## Task to carry out
State how many lines of the entries hold the string "this", and output nothing but that count.

◆ ◆ ◆ ◆ ◆

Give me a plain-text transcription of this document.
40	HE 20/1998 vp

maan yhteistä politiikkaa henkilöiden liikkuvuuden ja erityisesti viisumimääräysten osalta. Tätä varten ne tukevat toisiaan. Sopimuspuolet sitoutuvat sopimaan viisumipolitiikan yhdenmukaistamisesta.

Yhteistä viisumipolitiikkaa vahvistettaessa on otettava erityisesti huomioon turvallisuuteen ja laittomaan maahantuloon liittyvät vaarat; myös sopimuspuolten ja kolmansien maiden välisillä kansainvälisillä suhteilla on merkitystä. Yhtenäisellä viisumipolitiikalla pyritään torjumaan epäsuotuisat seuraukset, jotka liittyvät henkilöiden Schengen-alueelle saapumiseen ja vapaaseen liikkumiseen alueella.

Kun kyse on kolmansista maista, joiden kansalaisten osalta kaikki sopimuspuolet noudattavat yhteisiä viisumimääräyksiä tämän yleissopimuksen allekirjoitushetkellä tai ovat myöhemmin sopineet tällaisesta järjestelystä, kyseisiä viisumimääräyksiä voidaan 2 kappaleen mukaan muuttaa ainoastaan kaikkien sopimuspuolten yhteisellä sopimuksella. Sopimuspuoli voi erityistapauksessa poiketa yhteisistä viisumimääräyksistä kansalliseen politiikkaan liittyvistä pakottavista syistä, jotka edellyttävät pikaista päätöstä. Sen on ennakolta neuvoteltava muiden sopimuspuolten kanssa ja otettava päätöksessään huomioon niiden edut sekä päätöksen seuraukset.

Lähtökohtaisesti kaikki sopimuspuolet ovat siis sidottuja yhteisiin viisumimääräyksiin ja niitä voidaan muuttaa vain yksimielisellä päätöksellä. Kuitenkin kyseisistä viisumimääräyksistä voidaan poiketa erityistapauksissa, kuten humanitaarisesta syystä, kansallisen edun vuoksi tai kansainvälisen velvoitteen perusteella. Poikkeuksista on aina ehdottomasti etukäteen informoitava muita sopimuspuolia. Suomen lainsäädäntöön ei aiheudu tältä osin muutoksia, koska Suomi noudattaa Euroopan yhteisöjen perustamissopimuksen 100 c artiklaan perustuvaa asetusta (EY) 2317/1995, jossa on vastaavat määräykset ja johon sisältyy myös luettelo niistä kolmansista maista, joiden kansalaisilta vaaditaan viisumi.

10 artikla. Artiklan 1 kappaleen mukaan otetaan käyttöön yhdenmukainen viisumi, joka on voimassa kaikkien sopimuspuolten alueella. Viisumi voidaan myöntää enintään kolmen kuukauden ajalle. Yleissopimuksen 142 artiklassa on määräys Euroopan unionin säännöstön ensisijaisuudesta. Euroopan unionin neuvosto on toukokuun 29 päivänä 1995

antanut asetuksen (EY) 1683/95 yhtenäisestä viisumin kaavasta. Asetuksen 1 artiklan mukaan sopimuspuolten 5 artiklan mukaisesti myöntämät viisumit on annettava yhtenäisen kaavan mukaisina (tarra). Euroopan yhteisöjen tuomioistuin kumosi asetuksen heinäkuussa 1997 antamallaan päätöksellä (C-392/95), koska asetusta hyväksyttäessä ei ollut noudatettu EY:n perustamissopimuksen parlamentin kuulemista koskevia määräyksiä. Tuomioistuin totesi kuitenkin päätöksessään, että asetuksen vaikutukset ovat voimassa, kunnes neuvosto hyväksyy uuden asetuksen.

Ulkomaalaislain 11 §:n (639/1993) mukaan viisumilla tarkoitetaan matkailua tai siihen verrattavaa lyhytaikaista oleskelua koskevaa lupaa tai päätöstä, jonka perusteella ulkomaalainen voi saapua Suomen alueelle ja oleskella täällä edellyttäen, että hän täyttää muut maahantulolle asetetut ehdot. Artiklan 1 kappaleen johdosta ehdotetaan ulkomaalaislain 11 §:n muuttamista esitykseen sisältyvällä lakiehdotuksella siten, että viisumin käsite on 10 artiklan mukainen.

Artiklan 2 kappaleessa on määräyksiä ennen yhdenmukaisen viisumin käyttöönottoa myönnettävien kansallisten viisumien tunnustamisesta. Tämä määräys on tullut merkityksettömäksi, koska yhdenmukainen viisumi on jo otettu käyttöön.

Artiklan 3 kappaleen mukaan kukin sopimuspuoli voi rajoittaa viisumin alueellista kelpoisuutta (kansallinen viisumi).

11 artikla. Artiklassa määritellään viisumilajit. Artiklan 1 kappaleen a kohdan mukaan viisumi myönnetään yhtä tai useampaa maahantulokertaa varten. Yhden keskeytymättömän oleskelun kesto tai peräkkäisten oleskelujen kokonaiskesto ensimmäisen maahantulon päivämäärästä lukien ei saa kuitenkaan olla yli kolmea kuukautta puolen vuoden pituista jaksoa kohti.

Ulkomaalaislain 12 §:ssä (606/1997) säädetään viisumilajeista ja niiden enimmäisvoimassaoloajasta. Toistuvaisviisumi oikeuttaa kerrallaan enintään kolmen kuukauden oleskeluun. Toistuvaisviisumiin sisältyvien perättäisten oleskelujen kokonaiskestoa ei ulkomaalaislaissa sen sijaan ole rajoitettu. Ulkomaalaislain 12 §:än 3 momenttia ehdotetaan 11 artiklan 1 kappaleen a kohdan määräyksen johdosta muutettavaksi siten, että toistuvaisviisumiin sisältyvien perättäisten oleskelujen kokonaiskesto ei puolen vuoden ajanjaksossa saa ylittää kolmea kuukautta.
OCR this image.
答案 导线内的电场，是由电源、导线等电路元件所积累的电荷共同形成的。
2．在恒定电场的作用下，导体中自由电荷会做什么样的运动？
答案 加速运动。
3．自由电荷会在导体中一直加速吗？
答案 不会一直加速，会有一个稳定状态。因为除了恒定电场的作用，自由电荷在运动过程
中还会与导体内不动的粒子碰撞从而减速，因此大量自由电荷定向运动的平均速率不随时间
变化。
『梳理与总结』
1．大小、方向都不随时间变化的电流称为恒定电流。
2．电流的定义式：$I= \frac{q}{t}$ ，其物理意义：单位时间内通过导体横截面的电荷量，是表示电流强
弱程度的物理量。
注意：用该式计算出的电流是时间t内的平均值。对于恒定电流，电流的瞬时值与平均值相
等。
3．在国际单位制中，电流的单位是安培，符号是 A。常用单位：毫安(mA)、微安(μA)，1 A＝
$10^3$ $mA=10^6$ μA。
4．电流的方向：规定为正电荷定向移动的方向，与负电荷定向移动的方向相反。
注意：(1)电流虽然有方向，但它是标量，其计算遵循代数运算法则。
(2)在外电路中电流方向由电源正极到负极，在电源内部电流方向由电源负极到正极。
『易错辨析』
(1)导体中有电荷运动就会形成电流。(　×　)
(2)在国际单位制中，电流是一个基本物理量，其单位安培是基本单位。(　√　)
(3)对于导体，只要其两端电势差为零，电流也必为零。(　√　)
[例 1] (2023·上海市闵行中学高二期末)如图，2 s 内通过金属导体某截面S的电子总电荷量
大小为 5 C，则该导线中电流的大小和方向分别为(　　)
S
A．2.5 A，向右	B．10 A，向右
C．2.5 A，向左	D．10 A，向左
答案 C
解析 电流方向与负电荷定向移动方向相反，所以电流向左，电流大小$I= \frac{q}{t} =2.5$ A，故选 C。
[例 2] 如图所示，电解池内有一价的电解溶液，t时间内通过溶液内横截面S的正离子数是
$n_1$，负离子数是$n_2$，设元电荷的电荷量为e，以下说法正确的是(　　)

◆ ◆ ◆ ◆ ◆

## Result
2